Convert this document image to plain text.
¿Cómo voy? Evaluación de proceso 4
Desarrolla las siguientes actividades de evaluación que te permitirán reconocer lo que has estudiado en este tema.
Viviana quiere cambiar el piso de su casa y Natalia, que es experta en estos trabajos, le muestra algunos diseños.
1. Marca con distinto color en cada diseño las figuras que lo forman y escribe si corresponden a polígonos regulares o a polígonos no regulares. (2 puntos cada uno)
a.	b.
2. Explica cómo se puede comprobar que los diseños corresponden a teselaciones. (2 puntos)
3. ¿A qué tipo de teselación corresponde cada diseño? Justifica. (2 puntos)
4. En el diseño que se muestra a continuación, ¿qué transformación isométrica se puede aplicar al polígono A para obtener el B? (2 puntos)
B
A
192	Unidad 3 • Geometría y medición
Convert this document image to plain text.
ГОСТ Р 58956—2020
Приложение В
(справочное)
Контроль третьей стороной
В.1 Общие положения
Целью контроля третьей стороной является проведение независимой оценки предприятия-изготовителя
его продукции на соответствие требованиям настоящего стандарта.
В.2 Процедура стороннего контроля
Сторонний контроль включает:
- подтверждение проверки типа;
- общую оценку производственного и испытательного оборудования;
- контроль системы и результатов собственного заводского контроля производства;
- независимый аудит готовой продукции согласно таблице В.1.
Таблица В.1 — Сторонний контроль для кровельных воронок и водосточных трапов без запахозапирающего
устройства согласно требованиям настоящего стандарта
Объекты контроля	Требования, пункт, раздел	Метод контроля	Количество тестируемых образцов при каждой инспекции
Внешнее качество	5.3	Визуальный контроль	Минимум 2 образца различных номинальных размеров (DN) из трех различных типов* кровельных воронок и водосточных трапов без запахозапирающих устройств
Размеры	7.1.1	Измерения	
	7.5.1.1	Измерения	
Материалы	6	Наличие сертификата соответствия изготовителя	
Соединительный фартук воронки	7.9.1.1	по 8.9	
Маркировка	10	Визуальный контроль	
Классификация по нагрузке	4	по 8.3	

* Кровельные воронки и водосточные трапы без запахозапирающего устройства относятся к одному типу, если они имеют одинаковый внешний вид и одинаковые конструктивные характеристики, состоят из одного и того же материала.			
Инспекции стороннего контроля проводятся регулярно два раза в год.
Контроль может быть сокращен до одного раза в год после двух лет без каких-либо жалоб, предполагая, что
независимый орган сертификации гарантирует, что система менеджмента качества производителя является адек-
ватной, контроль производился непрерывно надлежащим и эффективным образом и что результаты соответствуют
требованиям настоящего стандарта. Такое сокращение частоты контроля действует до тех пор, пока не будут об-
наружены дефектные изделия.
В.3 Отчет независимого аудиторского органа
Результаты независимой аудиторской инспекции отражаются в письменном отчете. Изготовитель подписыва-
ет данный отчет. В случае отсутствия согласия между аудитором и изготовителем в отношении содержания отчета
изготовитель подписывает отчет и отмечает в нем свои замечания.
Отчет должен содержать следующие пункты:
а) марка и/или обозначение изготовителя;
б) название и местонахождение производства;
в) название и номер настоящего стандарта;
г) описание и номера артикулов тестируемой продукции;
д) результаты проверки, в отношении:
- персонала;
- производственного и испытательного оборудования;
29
==
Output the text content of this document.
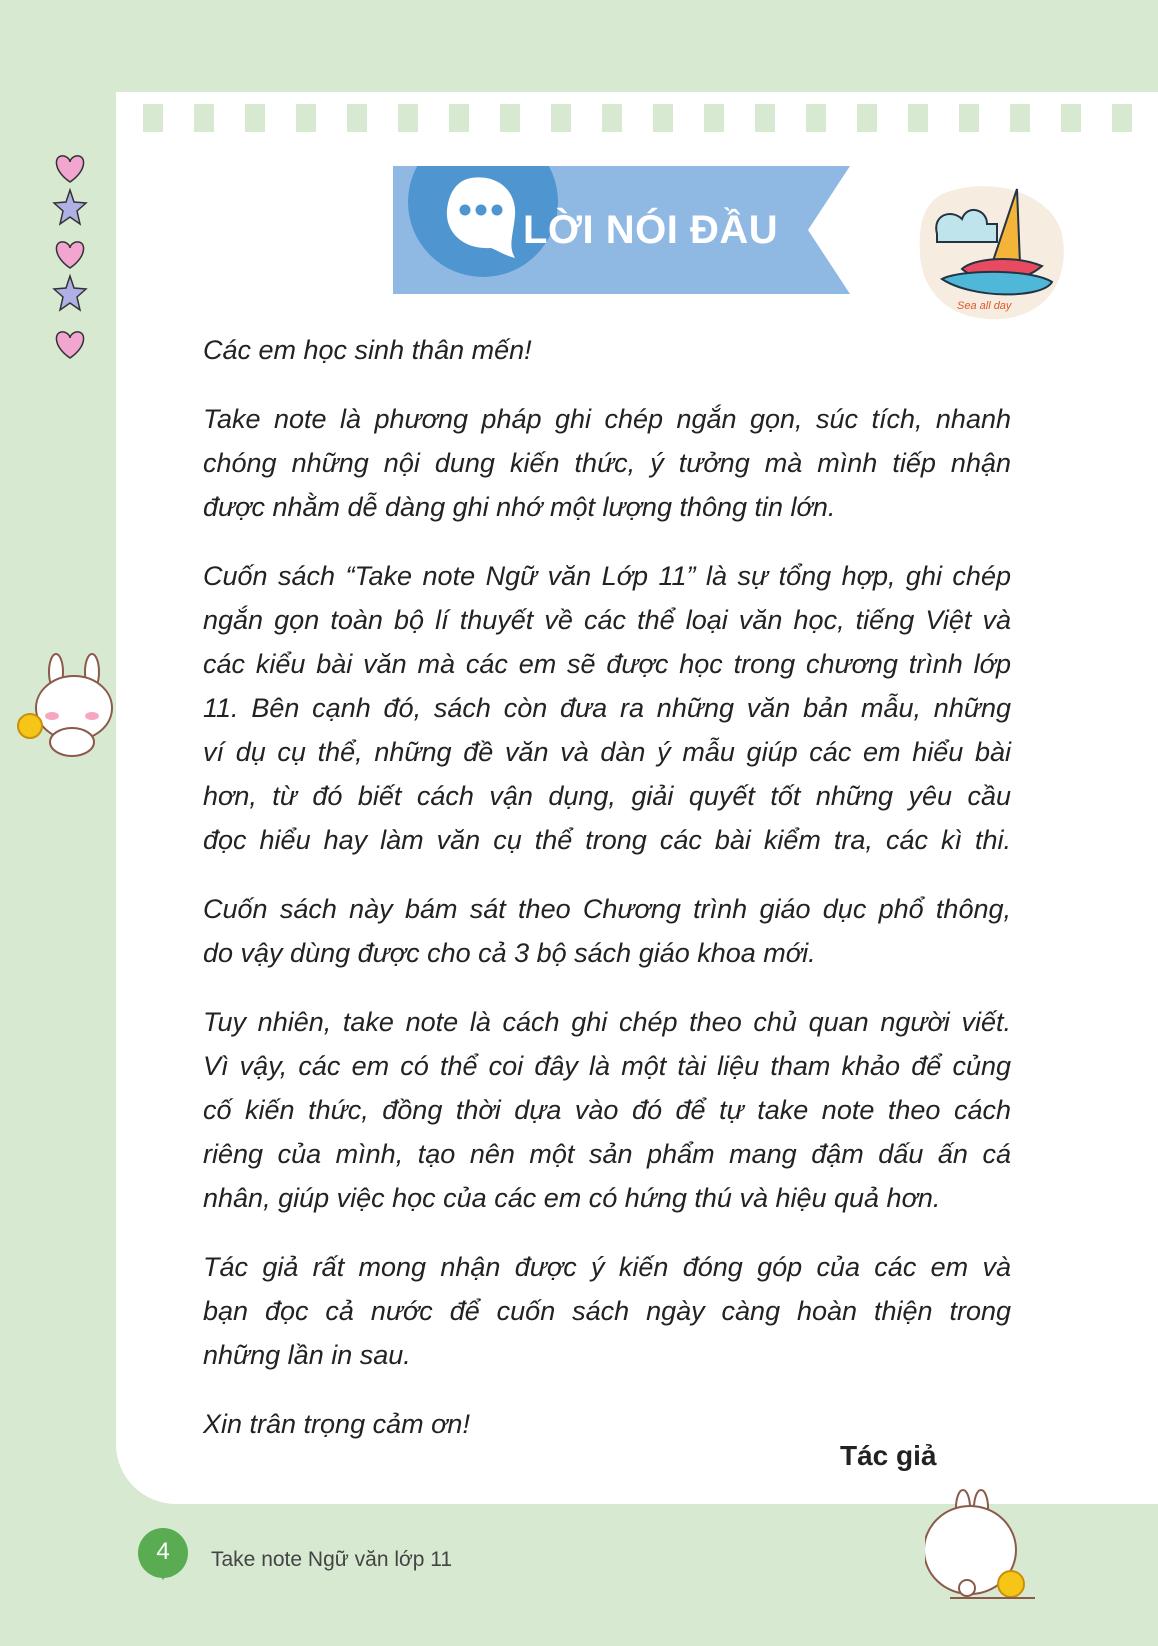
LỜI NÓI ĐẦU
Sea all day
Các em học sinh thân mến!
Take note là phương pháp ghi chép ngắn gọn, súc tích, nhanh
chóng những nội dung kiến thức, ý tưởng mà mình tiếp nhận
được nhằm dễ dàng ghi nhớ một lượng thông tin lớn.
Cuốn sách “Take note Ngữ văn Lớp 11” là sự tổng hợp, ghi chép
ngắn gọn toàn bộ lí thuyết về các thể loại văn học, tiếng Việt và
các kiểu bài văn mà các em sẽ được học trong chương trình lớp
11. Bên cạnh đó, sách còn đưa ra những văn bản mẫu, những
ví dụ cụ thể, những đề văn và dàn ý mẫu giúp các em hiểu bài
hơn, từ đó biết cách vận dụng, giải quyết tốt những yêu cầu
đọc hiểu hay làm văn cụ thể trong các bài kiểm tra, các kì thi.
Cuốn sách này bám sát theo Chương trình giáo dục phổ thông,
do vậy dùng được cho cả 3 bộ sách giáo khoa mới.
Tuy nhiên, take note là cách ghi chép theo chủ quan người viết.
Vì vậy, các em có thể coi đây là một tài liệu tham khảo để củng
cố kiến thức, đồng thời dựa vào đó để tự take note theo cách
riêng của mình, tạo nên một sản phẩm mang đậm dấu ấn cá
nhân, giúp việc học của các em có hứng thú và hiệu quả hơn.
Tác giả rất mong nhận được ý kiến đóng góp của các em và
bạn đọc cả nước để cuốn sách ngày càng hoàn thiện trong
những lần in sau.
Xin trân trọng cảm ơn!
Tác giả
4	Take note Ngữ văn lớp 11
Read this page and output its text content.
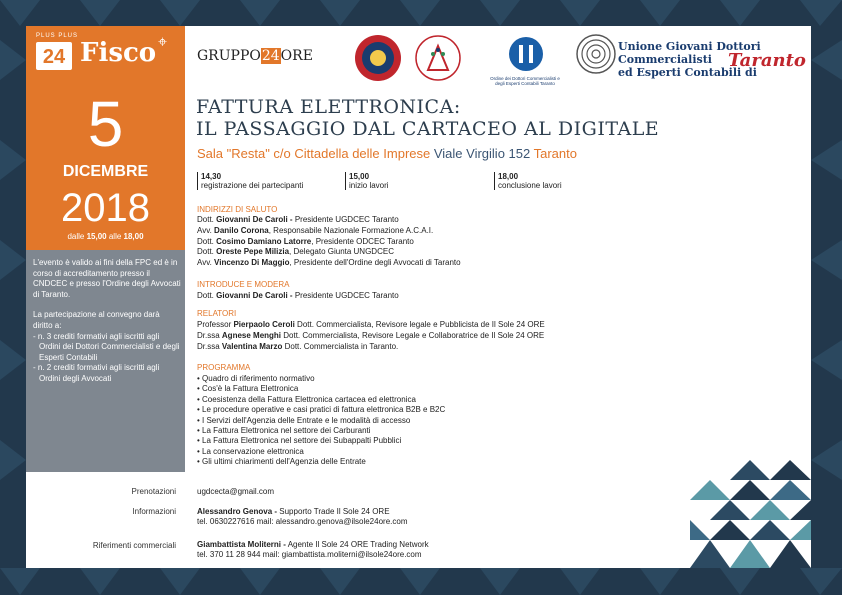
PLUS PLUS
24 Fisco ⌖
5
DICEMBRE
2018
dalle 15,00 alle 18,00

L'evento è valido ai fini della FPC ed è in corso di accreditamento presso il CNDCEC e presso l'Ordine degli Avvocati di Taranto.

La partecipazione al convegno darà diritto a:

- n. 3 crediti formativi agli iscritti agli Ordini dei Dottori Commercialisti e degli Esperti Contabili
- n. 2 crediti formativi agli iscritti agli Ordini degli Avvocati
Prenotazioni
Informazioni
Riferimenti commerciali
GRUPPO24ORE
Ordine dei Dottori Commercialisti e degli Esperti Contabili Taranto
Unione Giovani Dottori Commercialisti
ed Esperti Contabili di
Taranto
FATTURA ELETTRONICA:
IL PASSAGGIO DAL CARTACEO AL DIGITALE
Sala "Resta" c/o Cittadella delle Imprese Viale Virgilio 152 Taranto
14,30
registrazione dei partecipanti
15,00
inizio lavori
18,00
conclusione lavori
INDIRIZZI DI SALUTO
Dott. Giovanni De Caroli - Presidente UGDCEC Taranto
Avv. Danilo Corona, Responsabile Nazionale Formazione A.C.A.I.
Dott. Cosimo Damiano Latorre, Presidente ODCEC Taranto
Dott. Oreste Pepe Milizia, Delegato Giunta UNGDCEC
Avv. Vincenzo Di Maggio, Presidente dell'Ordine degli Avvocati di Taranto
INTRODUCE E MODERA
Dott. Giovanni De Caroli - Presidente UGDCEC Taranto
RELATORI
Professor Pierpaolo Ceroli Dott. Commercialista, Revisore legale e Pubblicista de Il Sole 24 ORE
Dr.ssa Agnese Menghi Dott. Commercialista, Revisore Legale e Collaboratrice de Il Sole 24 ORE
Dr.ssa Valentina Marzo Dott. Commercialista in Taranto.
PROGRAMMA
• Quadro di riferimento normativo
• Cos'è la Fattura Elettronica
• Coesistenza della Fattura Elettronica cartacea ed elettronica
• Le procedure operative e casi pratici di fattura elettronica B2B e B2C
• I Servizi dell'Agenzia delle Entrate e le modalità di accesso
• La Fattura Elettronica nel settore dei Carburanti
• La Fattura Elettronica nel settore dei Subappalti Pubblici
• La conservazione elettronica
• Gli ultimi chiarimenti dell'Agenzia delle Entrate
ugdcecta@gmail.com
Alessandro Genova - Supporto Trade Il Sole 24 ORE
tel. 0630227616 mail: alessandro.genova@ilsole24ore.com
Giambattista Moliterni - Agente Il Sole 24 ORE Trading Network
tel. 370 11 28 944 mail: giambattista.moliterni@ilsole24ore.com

◆ Work to complete
Scan the material for lines with the word "Сторонний", and copy each line you find.

◆ Output of the exercise
Сторонний контроль включает:
Таблица В.1 — Сторонний контроль для кровельных воронок и водосточных трапов без запахозапирающего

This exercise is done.